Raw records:
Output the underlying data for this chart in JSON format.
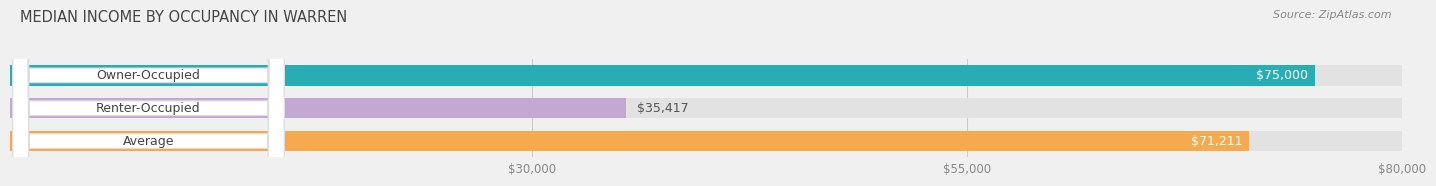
{
  "title": "MEDIAN INCOME BY OCCUPANCY IN WARREN",
  "source": "Source: ZipAtlas.com",
  "categories": [
    "Owner-Occupied",
    "Renter-Occupied",
    "Average"
  ],
  "values": [
    75000,
    35417,
    71211
  ],
  "bar_colors": [
    "#29adb5",
    "#c4a8d4",
    "#f5aa4e"
  ],
  "bar_labels": [
    "$75,000",
    "$35,417",
    "$71,211"
  ],
  "xlim": [
    0,
    80000
  ],
  "xticks": [
    30000,
    55000,
    80000
  ],
  "xtick_labels": [
    "$30,000",
    "$55,000",
    "$80,000"
  ],
  "bg_color": "#f0f0f0",
  "bar_bg_color": "#e2e2e2",
  "label_font_color": "#444444",
  "title_font_color": "#444444",
  "bar_height": 0.62,
  "label_inside_color": "#ffffff",
  "label_outside_color": "#555555",
  "pill_color": "#ffffff",
  "pill_edge_color": "#dddddd",
  "grid_color": "#cccccc",
  "source_color": "#888888"
}
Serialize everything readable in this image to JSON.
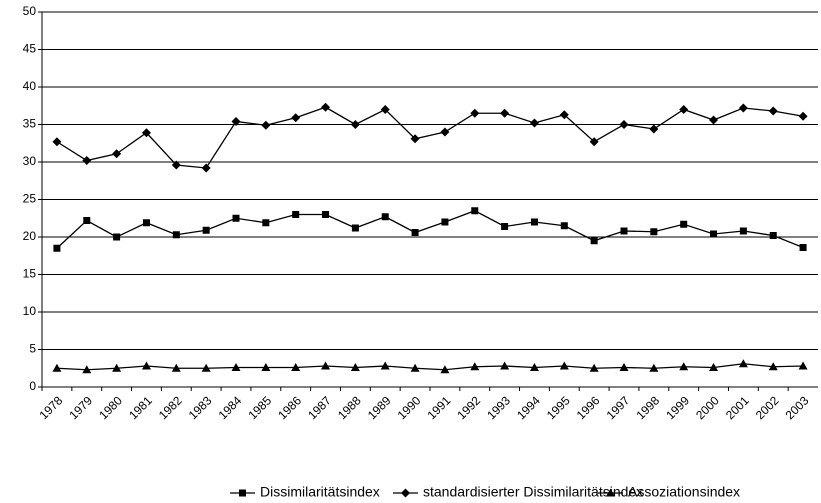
{
  "chart_data": {
    "type": "line",
    "categories": [
      "1978",
      "1979",
      "1980",
      "1981",
      "1982",
      "1983",
      "1984",
      "1985",
      "1986",
      "1987",
      "1988",
      "1989",
      "1990",
      "1991",
      "1992",
      "1993",
      "1994",
      "1995",
      "1996",
      "1997",
      "1998",
      "1999",
      "2000",
      "2001",
      "2002",
      "2003"
    ],
    "series": [
      {
        "name": "Dissimilaritätsindex",
        "color": "#000000",
        "marker": "square",
        "values": [
          18.5,
          22.2,
          20,
          21.9,
          20.3,
          20.9,
          22.5,
          21.9,
          23,
          23,
          21.2,
          22.7,
          20.6,
          22,
          23.5,
          21.4,
          22,
          21.5,
          19.5,
          20.8,
          20.7,
          21.7,
          20.4,
          20.8,
          20.2,
          18.6
        ]
      },
      {
        "name": "standardisierter Dissimilaritätsindex",
        "color": "#000000",
        "marker": "diamond",
        "values": [
          32.7,
          30.2,
          31.1,
          33.9,
          29.6,
          29.2,
          35.4,
          34.9,
          35.9,
          37.3,
          35,
          37,
          33.1,
          34,
          36.5,
          36.5,
          35.2,
          36.3,
          32.7,
          35,
          34.4,
          37,
          35.6,
          37.2,
          36.8,
          36.1
        ]
      },
      {
        "name": "Assoziationsindex",
        "color": "#000000",
        "marker": "triangle",
        "values": [
          2.5,
          2.3,
          2.5,
          2.8,
          2.5,
          2.5,
          2.6,
          2.6,
          2.6,
          2.8,
          2.6,
          2.8,
          2.5,
          2.3,
          2.7,
          2.8,
          2.6,
          2.8,
          2.5,
          2.6,
          2.5,
          2.7,
          2.6,
          3.1,
          2.7,
          2.8
        ]
      }
    ],
    "ylim": [
      0,
      50
    ],
    "yticks": [
      0,
      5,
      10,
      15,
      20,
      25,
      30,
      35,
      40,
      45,
      50
    ],
    "grid": true,
    "legend": "bottom"
  }
}
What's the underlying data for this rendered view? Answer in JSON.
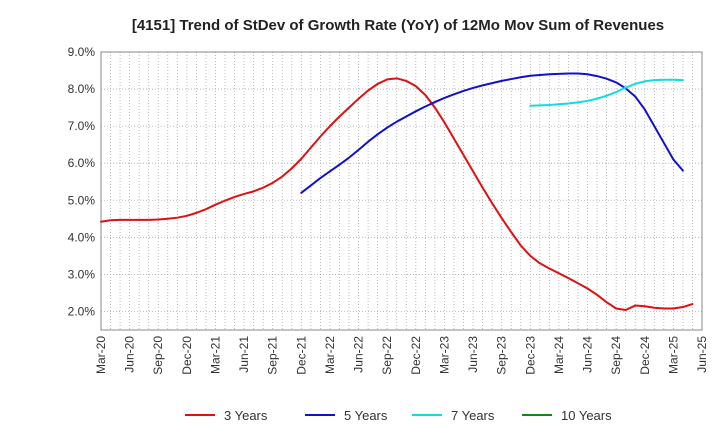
{
  "chart_data": {
    "type": "line",
    "title": "[4151]  Trend of StDev of Growth Rate (YoY) of 12Mo Mov Sum of Revenues",
    "xlabel": "",
    "ylabel": "",
    "ylim": [
      1.5,
      9.0
    ],
    "y_ticks": [
      2.0,
      3.0,
      4.0,
      5.0,
      6.0,
      7.0,
      8.0,
      9.0
    ],
    "y_tick_labels": [
      "2.0%",
      "3.0%",
      "4.0%",
      "5.0%",
      "6.0%",
      "7.0%",
      "8.0%",
      "9.0%"
    ],
    "x_tick_labels": [
      "Mar-20",
      "Jun-20",
      "Sep-20",
      "Dec-20",
      "Mar-21",
      "Jun-21",
      "Sep-21",
      "Dec-21",
      "Mar-22",
      "Jun-22",
      "Sep-22",
      "Dec-22",
      "Mar-23",
      "Jun-23",
      "Sep-23",
      "Dec-23",
      "Mar-24",
      "Jun-24",
      "Sep-24",
      "Dec-24",
      "Mar-25",
      "Jun-25"
    ],
    "grid": true,
    "legend_position": "bottom",
    "series": [
      {
        "name": "3 Years",
        "color": "#dd1111",
        "start_index": 0,
        "values": [
          4.42,
          4.46,
          4.47,
          4.47,
          4.47,
          4.47,
          4.48,
          4.5,
          4.53,
          4.58,
          4.66,
          4.76,
          4.88,
          4.99,
          5.09,
          5.17,
          5.24,
          5.34,
          5.47,
          5.64,
          5.86,
          6.12,
          6.42,
          6.72,
          7.0,
          7.26,
          7.5,
          7.74,
          7.96,
          8.14,
          8.26,
          8.29,
          8.22,
          8.08,
          7.84,
          7.5,
          7.1,
          6.66,
          6.22,
          5.78,
          5.34,
          4.92,
          4.52,
          4.14,
          3.78,
          3.5,
          3.3,
          3.16,
          3.03,
          2.9,
          2.76,
          2.62,
          2.45,
          2.25,
          2.08,
          2.04,
          2.16,
          2.14,
          2.1,
          2.08,
          2.08,
          2.12,
          2.2
        ]
      },
      {
        "name": "5 Years",
        "color": "#1111cc",
        "start_index": 21,
        "values": [
          5.2,
          5.4,
          5.6,
          5.78,
          5.96,
          6.15,
          6.36,
          6.58,
          6.78,
          6.96,
          7.12,
          7.26,
          7.4,
          7.53,
          7.65,
          7.76,
          7.86,
          7.95,
          8.03,
          8.1,
          8.16,
          8.22,
          8.27,
          8.32,
          8.36,
          8.38,
          8.4,
          8.41,
          8.42,
          8.42,
          8.4,
          8.35,
          8.28,
          8.18,
          8.02,
          7.8,
          7.45,
          7.0,
          6.55,
          6.1,
          5.8
        ]
      },
      {
        "name": "7 Years",
        "color": "#11dddd",
        "start_index": 45,
        "values": [
          7.55,
          7.56,
          7.57,
          7.59,
          7.61,
          7.64,
          7.68,
          7.74,
          7.82,
          7.92,
          8.04,
          8.14,
          8.21,
          8.24,
          8.25,
          8.25,
          8.24
        ]
      },
      {
        "name": "10 Years",
        "color": "#118811",
        "start_index": 0,
        "values": []
      }
    ]
  }
}
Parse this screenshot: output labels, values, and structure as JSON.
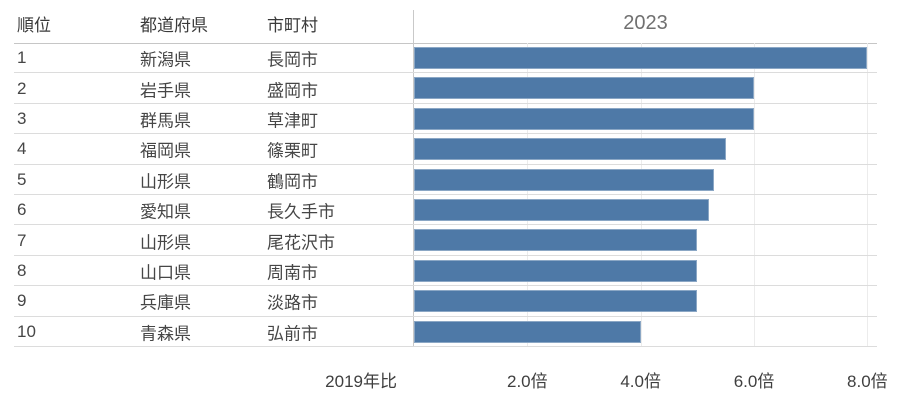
{
  "table": {
    "headers": {
      "rank": "順位",
      "prefecture": "都道府県",
      "municipality": "市町村"
    },
    "rows": [
      {
        "rank": "1",
        "prefecture": "新潟県",
        "municipality": "長岡市",
        "value": 8.0
      },
      {
        "rank": "2",
        "prefecture": "岩手県",
        "municipality": "盛岡市",
        "value": 6.0
      },
      {
        "rank": "3",
        "prefecture": "群馬県",
        "municipality": "草津町",
        "value": 6.0
      },
      {
        "rank": "4",
        "prefecture": "福岡県",
        "municipality": "篠栗町",
        "value": 5.5
      },
      {
        "rank": "5",
        "prefecture": "山形県",
        "municipality": "鶴岡市",
        "value": 5.3
      },
      {
        "rank": "6",
        "prefecture": "愛知県",
        "municipality": "長久手市",
        "value": 5.2
      },
      {
        "rank": "7",
        "prefecture": "山形県",
        "municipality": "尾花沢市",
        "value": 5.0
      },
      {
        "rank": "8",
        "prefecture": "山口県",
        "municipality": "周南市",
        "value": 5.0
      },
      {
        "rank": "9",
        "prefecture": "兵庫県",
        "municipality": "淡路市",
        "value": 5.0
      },
      {
        "rank": "10",
        "prefecture": "青森県",
        "municipality": "弘前市",
        "value": 4.0
      }
    ]
  },
  "chart_data": {
    "type": "bar",
    "orientation": "horizontal",
    "title": "2023",
    "xlabel": "2019年比",
    "categories": [
      "長岡市",
      "盛岡市",
      "草津町",
      "篠栗町",
      "鶴岡市",
      "長久手市",
      "尾花沢市",
      "周南市",
      "淡路市",
      "弘前市"
    ],
    "values": [
      8.0,
      6.0,
      6.0,
      5.5,
      5.3,
      5.2,
      5.0,
      5.0,
      5.0,
      4.0
    ],
    "xlim": [
      0,
      8.17
    ],
    "x_ticks": [
      {
        "value": 2,
        "label": "2.0倍"
      },
      {
        "value": 4,
        "label": "4.0倍"
      },
      {
        "value": 6,
        "label": "6.0倍"
      },
      {
        "value": 8,
        "label": "8.0倍"
      }
    ],
    "grid": "vertical",
    "legend": "none",
    "bar_color": "#4e79a7"
  }
}
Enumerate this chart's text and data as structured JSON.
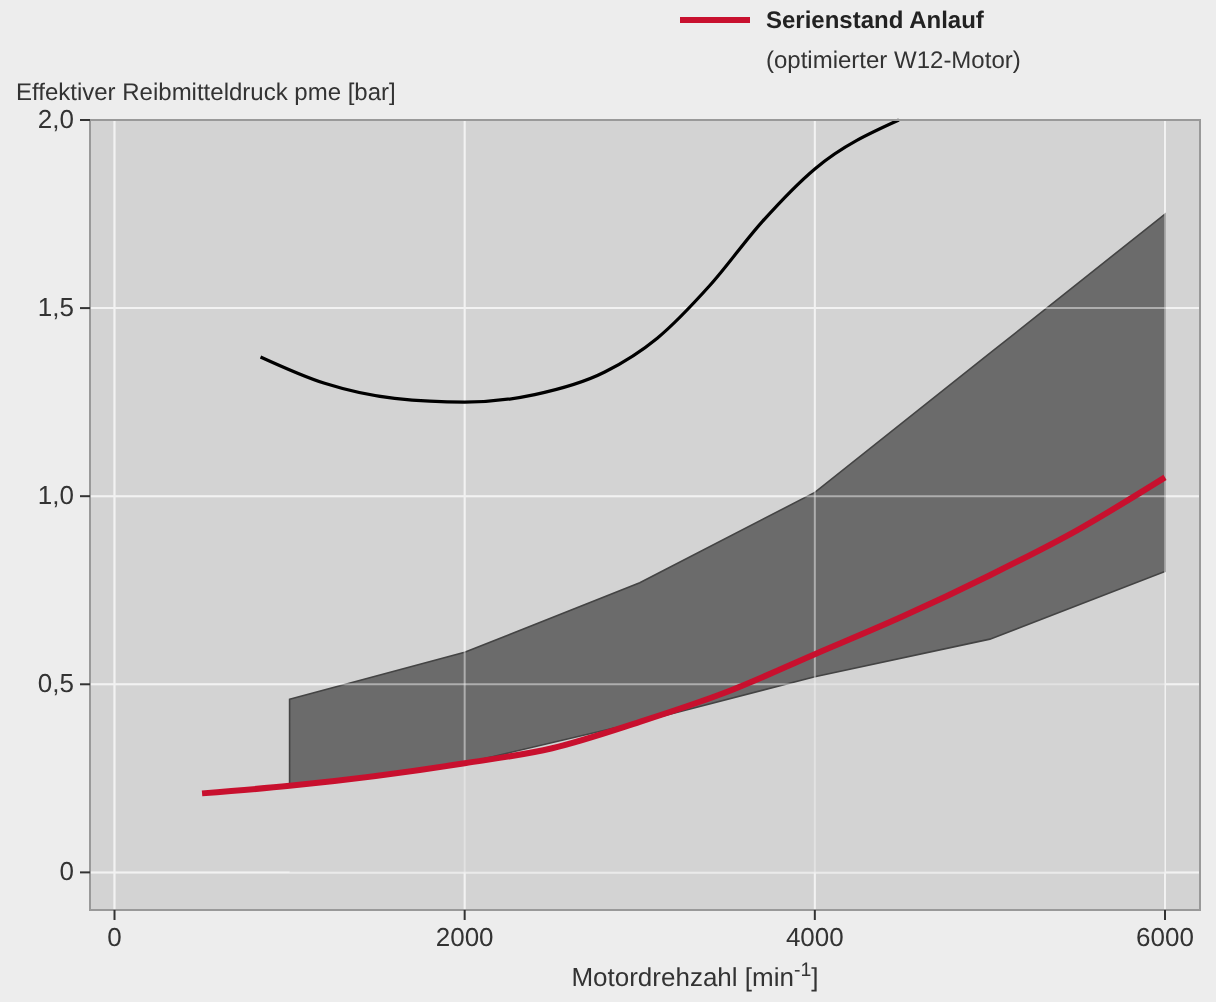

◆ **GOAL**: The word "this" may occur in lines of the records. Report how many such lines there are, giving only the number.

◆ **RESULT OF THE EXERCISE**: 5